What needs to be done
Only the number is needed: how many lines of the records include "обучающихся"?

Excerpted records
□ □ □
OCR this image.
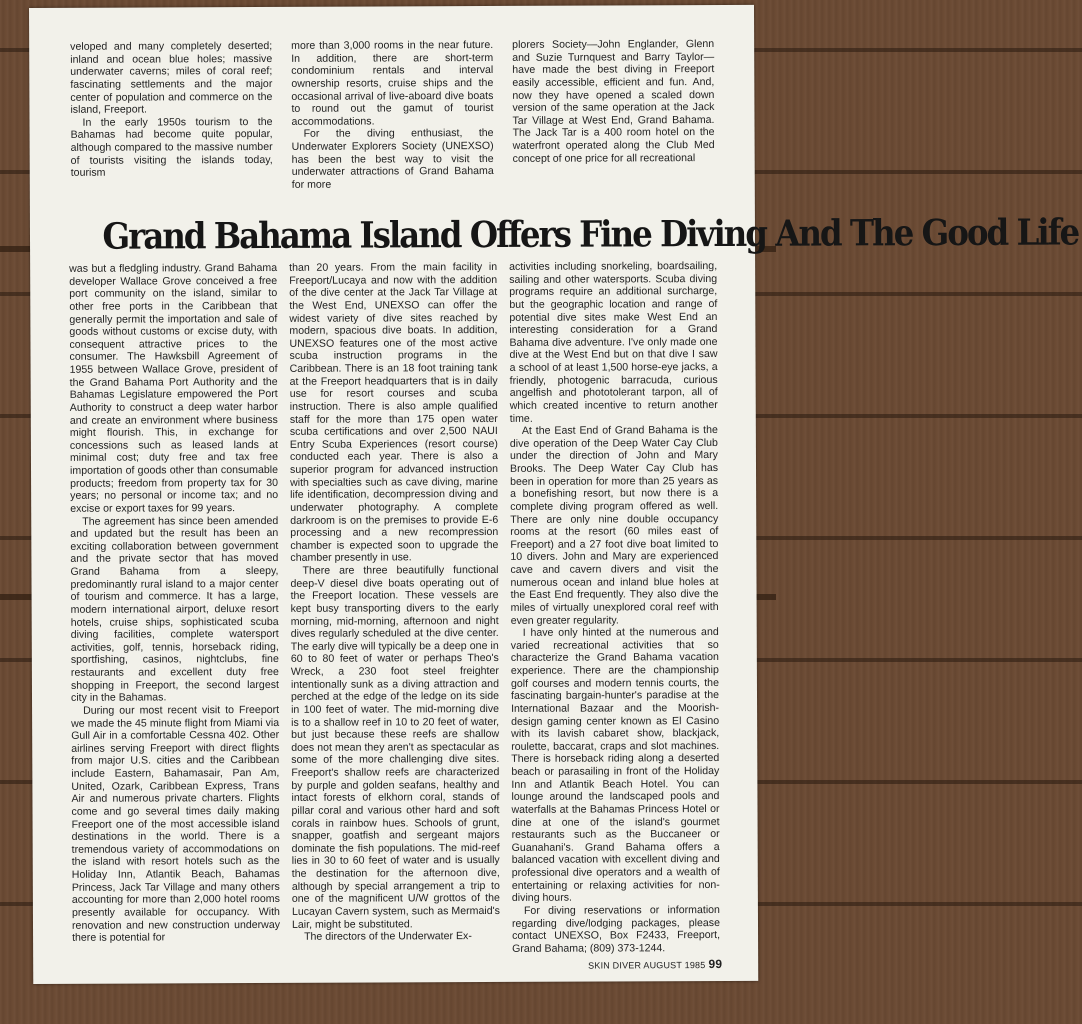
veloped and many completely deserted; inland and ocean blue holes; massive underwater caverns; miles of coral reef; fascinating settlements and the major center of population and commerce on the island, Freeport.

In the early 1950s tourism to the Bahamas had become quite popular, although compared to the massive number of tourists visiting the islands today, tourism

more than 3,000 rooms in the near future. In addition, there are short-term condominium rentals and interval ownership resorts, cruise ships and the occasional arrival of live-aboard dive boats to round out the gamut of tourist accommodations.

For the diving enthusiast, the Underwater Explorers Society (UNEXSO) has been the best way to visit the underwater attractions of Grand Bahama for more

plorers Society—John Englander, Glenn and Suzie Turnquest and Barry Taylor—have made the best diving in Freeport easily accessible, efficient and fun. And, now they have opened a scaled down version of the same operation at the Jack Tar Village at West End, Grand Bahama. The Jack Tar is a 400 room hotel on the waterfront operated along the Club Med concept of one price for all recreational

Grand Bahama Island Offers Fine Diving And The Good Life

was but a fledgling industry. Grand Bahama developer Wallace Grove conceived a free port community on the island, similar to other free ports in the Caribbean that generally permit the importation and sale of goods without customs or excise duty, with consequent attractive prices to the consumer. The Hawksbill Agreement of 1955 between Wallace Grove, president of the Grand Bahama Port Authority and the Bahamas Legislature empowered the Port Authority to construct a deep water harbor and create an environment where business might flourish. This, in exchange for concessions such as leased lands at minimal cost; duty free and tax free importation of goods other than consumable products; freedom from property tax for 30 years; no personal or income tax; and no excise or export taxes for 99 years.

The agreement has since been amended and updated but the result has been an exciting collaboration between government and the private sector that has moved Grand Bahama from a sleepy, predominantly rural island to a major center of tourism and commerce. It has a large, modern international airport, deluxe resort hotels, cruise ships, sophisticated scuba diving facilities, complete watersport activities, golf, tennis, horseback riding, sportfishing, casinos, nightclubs, fine restaurants and excellent duty free shopping in Freeport, the second largest city in the Bahamas.

During our most recent visit to Freeport we made the 45 minute flight from Miami via Gull Air in a comfortable Cessna 402. Other airlines serving Freeport with direct flights from major U.S. cities and the Caribbean include Eastern, Bahamasair, Pan Am, United, Ozark, Caribbean Express, Trans Air and numerous private charters. Flights come and go several times daily making Freeport one of the most accessible island destinations in the world. There is a tremendous variety of accommodations on the island with resort hotels such as the Holiday Inn, Atlantik Beach, Bahamas Princess, Jack Tar Village and many others accounting for more than 2,000 hotel rooms presently available for occupancy. With renovation and new construction underway there is potential for

than 20 years. From the main facility in Freeport/Lucaya and now with the addition of the dive center at the Jack Tar Village at the West End, UNEXSO can offer the widest variety of dive sites reached by modern, spacious dive boats. In addition, UNEXSO features one of the most active scuba instruction programs in the Caribbean. There is an 18 foot training tank at the Freeport headquarters that is in daily use for resort courses and scuba instruction. There is also ample qualified staff for the more than 175 open water scuba certifications and over 2,500 NAUI Entry Scuba Experiences (resort course) conducted each year. There is also a superior program for advanced instruction with specialties such as cave diving, marine life identification, decompression diving and underwater photography. A complete darkroom is on the premises to provide E-6 processing and a new recompression chamber is expected soon to upgrade the chamber presently in use.

There are three beautifully functional deep-V diesel dive boats operating out of the Freeport location. These vessels are kept busy transporting divers to the early morning, mid-morning, afternoon and night dives regularly scheduled at the dive center. The early dive will typically be a deep one in 60 to 80 feet of water or perhaps Theo's Wreck, a 230 foot steel freighter intentionally sunk as a diving attraction and perched at the edge of the ledge on its side in 100 feet of water. The mid-morning dive is to a shallow reef in 10 to 20 feet of water, but just because these reefs are shallow does not mean they aren't as spectacular as some of the more challenging dive sites. Freeport's shallow reefs are characterized by purple and golden seafans, healthy and intact forests of elkhorn coral, stands of pillar coral and various other hard and soft corals in rainbow hues. Schools of grunt, snapper, goatfish and sergeant majors dominate the fish populations. The mid-reef lies in 30 to 60 feet of water and is usually the destination for the afternoon dive, although by special arrangement a trip to one of the magnificent U/W grottos of the Lucayan Cavern system, such as Mermaid's Lair, might be substituted.

The directors of the Underwater Ex-

activities including snorkeling, boardsailing, sailing and other watersports. Scuba diving programs require an additional surcharge, but the geographic location and range of potential dive sites make West End an interesting consideration for a Grand Bahama dive adventure. I've only made one dive at the West End but on that dive I saw a school of at least 1,500 horse-eye jacks, a friendly, photogenic barracuda, curious angelfish and phototolerant tarpon, all of which created incentive to return another time.

At the East End of Grand Bahama is the dive operation of the Deep Water Cay Club under the direction of John and Mary Brooks. The Deep Water Cay Club has been in operation for more than 25 years as a bonefishing resort, but now there is a complete diving program offered as well. There are only nine double occupancy rooms at the resort (60 miles east of Freeport) and a 27 foot dive boat limited to 10 divers. John and Mary are experienced cave and cavern divers and visit the numerous ocean and inland blue holes at the East End frequently. They also dive the miles of virtually unexplored coral reef with even greater regularity.

I have only hinted at the numerous and varied recreational activities that so characterize the Grand Bahama vacation experience. There are the championship golf courses and modern tennis courts, the fascinating bargain-hunter's paradise at the International Bazaar and the Moorish-design gaming center known as El Casino with its lavish cabaret show, blackjack, roulette, baccarat, craps and slot machines. There is horseback riding along a deserted beach or parasailing in front of the Holiday Inn and Atlantik Beach Hotel. You can lounge around the landscaped pools and waterfalls at the Bahamas Princess Hotel or dine at one of the island's gourmet restaurants such as the Buccaneer or Guanahani's. Grand Bahama offers a balanced vacation with excellent diving and professional dive operators and a wealth of entertaining or relaxing activities for non-diving hours.

For diving reservations or information regarding dive/lodging packages, please contact UNEXSO, Box F2433, Freeport, Grand Bahama; (809) 373-1244.

SKIN DIVER AUGUST 1985 99
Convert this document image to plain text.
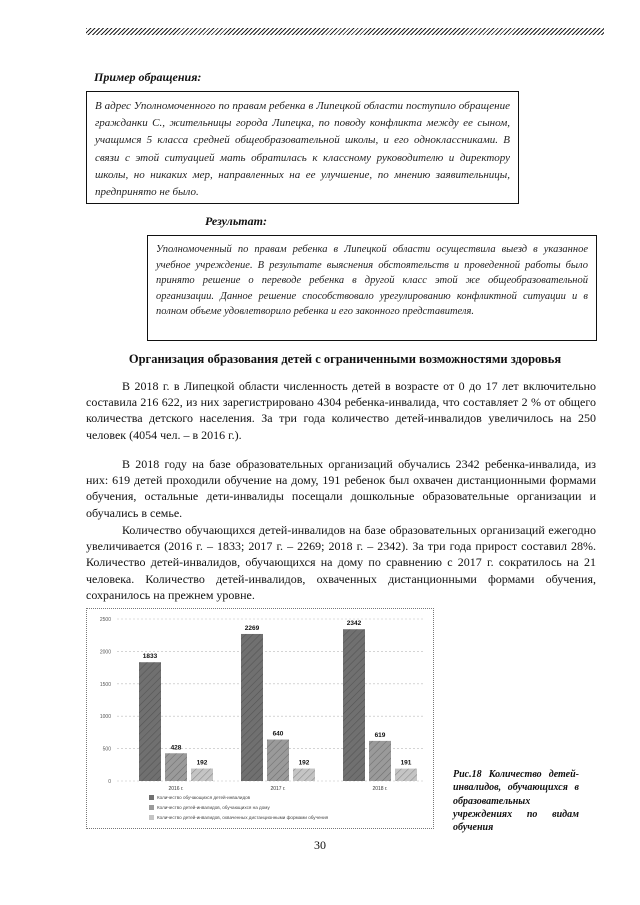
Пример обращения:
В адрес Уполномоченного по правам ребенка в Липецкой области поступило обращение гражданки С., жительницы города Липецка, по поводу конфликта между ее сыном, учащимся 5 класса средней общеобразовательной школы, и его одноклассниками. В связи с этой ситуацией мать обратилась к классному руководителю и директору школы, но никаких мер, направленных на ее улучшение, по мнению заявительницы, предпринято не было.
Результат:
Уполномоченный по правам ребенка в Липецкой области осуществила выезд в указанное учебное учреждение. В результате выяснения обстоятельств и проведенной работы было принято решение о переводе ребенка в другой класс этой же общеобразовательной организации. Данное решение способствовало урегулированию конфликтной ситуации и в полном объеме удовлетворило ребенка и его законного представителя.
Организация образования детей с ограниченными возможностями здоровья
В 2018 г. в Липецкой области численность детей в возрасте от 0 до 17 лет включительно составила 216 622, из них зарегистрировано 4304 ребенка-инвалида, что составляет 2 % от общего количества детского населения. За три года количество детей-инвалидов увеличилось на 250 человек (4054 чел. – в 2016 г.).
В 2018 году на базе образовательных организаций обучались 2342 ребенка-инвалида, из них: 619 детей проходили обучение на дому, 191 ребенок был охвачен дистанционными формами обучения, остальные дети-инвалиды посещали дошкольные образовательные организации и обучались в семье.
Количество обучающихся детей-инвалидов на базе образовательных организаций ежегодно увеличивается (2016 г. – 1833; 2017 г. – 2269; 2018 г. – 2342). За три года прирост составил 28%. Количество детей-инвалидов, обучающихся на дому по сравнению с 2017 г. сократилось на 21 человека. Количество детей-инвалидов, охваченных дистанционными формами обучения, сохранилось на прежнем уровне.
2500
2000
1500
1000
500
0
1833
428
192
2016 г.
2269
640
192
2017 г.
2342
619
191
2018 г.
Количество обучающихся детей-инвалидов
Количество детей-инвалидов, обучающихся на дому
Количество детей-инвалидов, охваченных дистанционными формами обучения
Рис.18 Количество детей-инвалидов, обучающихся в образовательных учреждениях по видам обучения
30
□ □ □
Finished answer
4